- Data excerpts
====
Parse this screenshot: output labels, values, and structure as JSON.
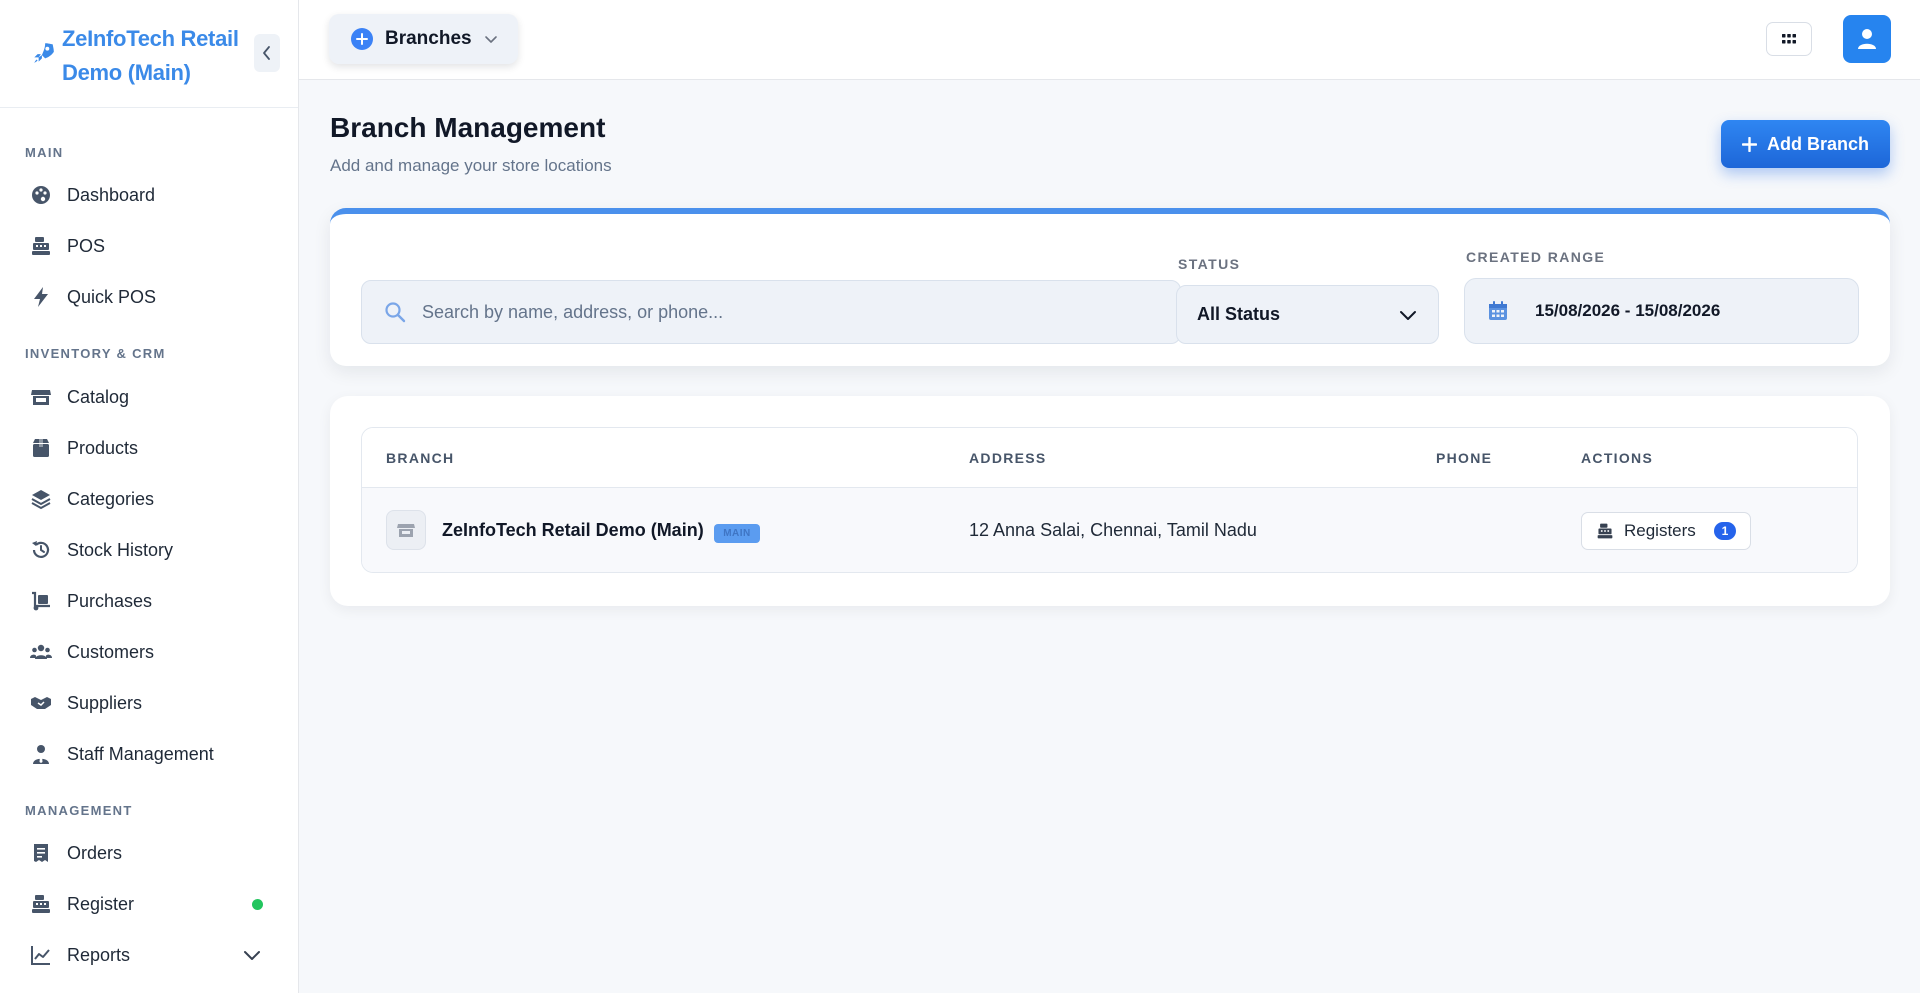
{
  "brand": {
    "title": "ZeInfoTech Retail Demo (Main)",
    "icon": "rocket-icon",
    "color": "#3b8ae8"
  },
  "sidebar": {
    "sections": [
      {
        "label": "MAIN",
        "items": [
          {
            "label": "Dashboard",
            "icon": "palette-icon"
          },
          {
            "label": "POS",
            "icon": "cash-register-icon"
          },
          {
            "label": "Quick POS",
            "icon": "bolt-icon"
          }
        ]
      },
      {
        "label": "INVENTORY & CRM",
        "items": [
          {
            "label": "Catalog",
            "icon": "store-icon"
          },
          {
            "label": "Products",
            "icon": "box-icon"
          },
          {
            "label": "Categories",
            "icon": "layers-icon"
          },
          {
            "label": "Stock History",
            "icon": "history-icon"
          },
          {
            "label": "Purchases",
            "icon": "dolly-icon"
          },
          {
            "label": "Customers",
            "icon": "users-icon"
          },
          {
            "label": "Suppliers",
            "icon": "handshake-icon"
          },
          {
            "label": "Staff Management",
            "icon": "user-tie-icon"
          }
        ]
      },
      {
        "label": "MANAGEMENT",
        "items": [
          {
            "label": "Orders",
            "icon": "receipt-icon"
          },
          {
            "label": "Register",
            "icon": "cash-register-icon",
            "status": "online"
          },
          {
            "label": "Reports",
            "icon": "chart-line-icon",
            "expandable": true
          }
        ]
      }
    ]
  },
  "topbar": {
    "branches_label": "Branches"
  },
  "page": {
    "title": "Branch Management",
    "subtitle": "Add and manage your store locations",
    "add_button": "Add Branch"
  },
  "filters": {
    "search_placeholder": "Search by name, address, or phone...",
    "status_label": "STATUS",
    "status_value": "All Status",
    "range_label": "CREATED RANGE",
    "range_value": "15/08/2026 - 15/08/2026"
  },
  "table": {
    "headers": {
      "branch": "BRANCH",
      "address": "ADDRESS",
      "phone": "PHONE",
      "actions": "ACTIONS"
    },
    "rows": [
      {
        "name": "ZeInfoTech Retail Demo (Main)",
        "badge": "MAIN",
        "address": "12 Anna Salai, Chennai, Tamil Nadu",
        "phone": "",
        "registers_label": "Registers",
        "registers_count": "1"
      }
    ]
  },
  "colors": {
    "accent": "#2684ef",
    "online": "#22c55e",
    "topbar_accent": "#4a90ec"
  }
}
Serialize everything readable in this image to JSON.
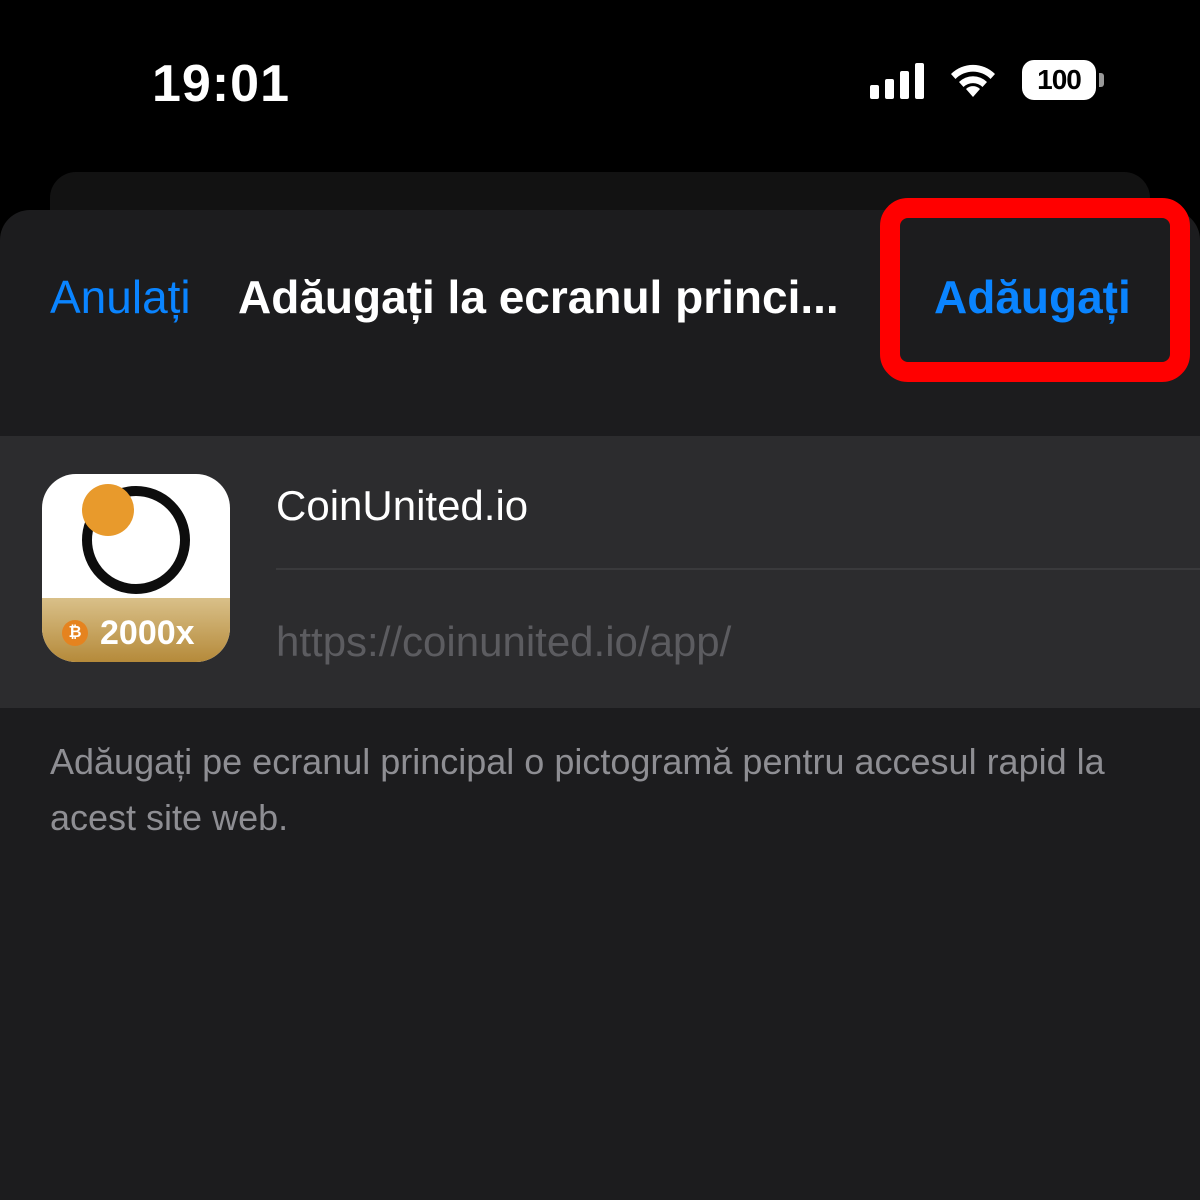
====
- Exercise
Make an exact reproduction of the listing above, without any pictures.

- Result of this exercise
Parse this screenshot: output labels, values, and structure as JSON.
{
  "brand": {
    "title": "ZeInfoTech Retail Demo (Main)",
    "icon": "rocket-icon",
    "color": "#3b8ae8"
  },
  "sidebar": {
    "sections": [
      {
        "label": "MAIN",
        "items": [
          {
            "label": "Dashboard",
            "icon": "palette-icon"
          },
          {
            "label": "POS",
            "icon": "cash-register-icon"
          },
          {
            "label": "Quick POS",
            "icon": "bolt-icon"
          }
        ]
      },
      {
        "label": "INVENTORY & CRM",
        "items": [
          {
            "label": "Catalog",
            "icon": "store-icon"
          },
          {
            "label": "Products",
            "icon": "box-icon"
          },
          {
            "label": "Categories",
            "icon": "layers-icon"
          },
          {
            "label": "Stock History",
            "icon": "history-icon"
          },
          {
            "label": "Purchases",
            "icon": "dolly-icon"
          },
          {
            "label": "Customers",
            "icon": "users-icon"
          },
          {
            "label": "Suppliers",
            "icon": "handshake-icon"
          },
          {
            "label": "Staff Management",
            "icon": "user-tie-icon"
          }
        ]
      },
      {
        "label": "MANAGEMENT",
        "items": [
          {
            "label": "Orders",
            "icon": "receipt-icon"
          },
          {
            "label": "Register",
            "icon": "cash-register-icon",
            "status": "online"
          },
          {
            "label": "Reports",
            "icon": "chart-line-icon",
            "expandable": true
          }
        ]
      }
    ]
  },
  "topbar": {
    "branches_label": "Branches"
  },
  "page": {
    "title": "Branch Management",
    "subtitle": "Add and manage your store locations",
    "add_button": "Add Branch"
  },
  "filters": {
    "search_placeholder": "Search by name, address, or phone...",
    "status_label": "STATUS",
    "status_value": "All Status",
    "range_label": "CREATED RANGE",
    "range_value": "15/08/2026 - 15/08/2026"
  },
  "table": {
    "headers": {
      "branch": "BRANCH",
      "address": "ADDRESS",
      "phone": "PHONE",
      "actions": "ACTIONS"
    },
    "rows": [
      {
        "name": "ZeInfoTech Retail Demo (Main)",
        "badge": "MAIN",
        "address": "12 Anna Salai, Chennai, Tamil Nadu",
        "phone": "",
        "registers_label": "Registers",
        "registers_count": "1"
      }
    ]
  },
  "colors": {
    "accent": "#2684ef",
    "online": "#22c55e",
    "topbar_accent": "#4a90ec"
  }
}
Serialize everything readable in this image to JSON.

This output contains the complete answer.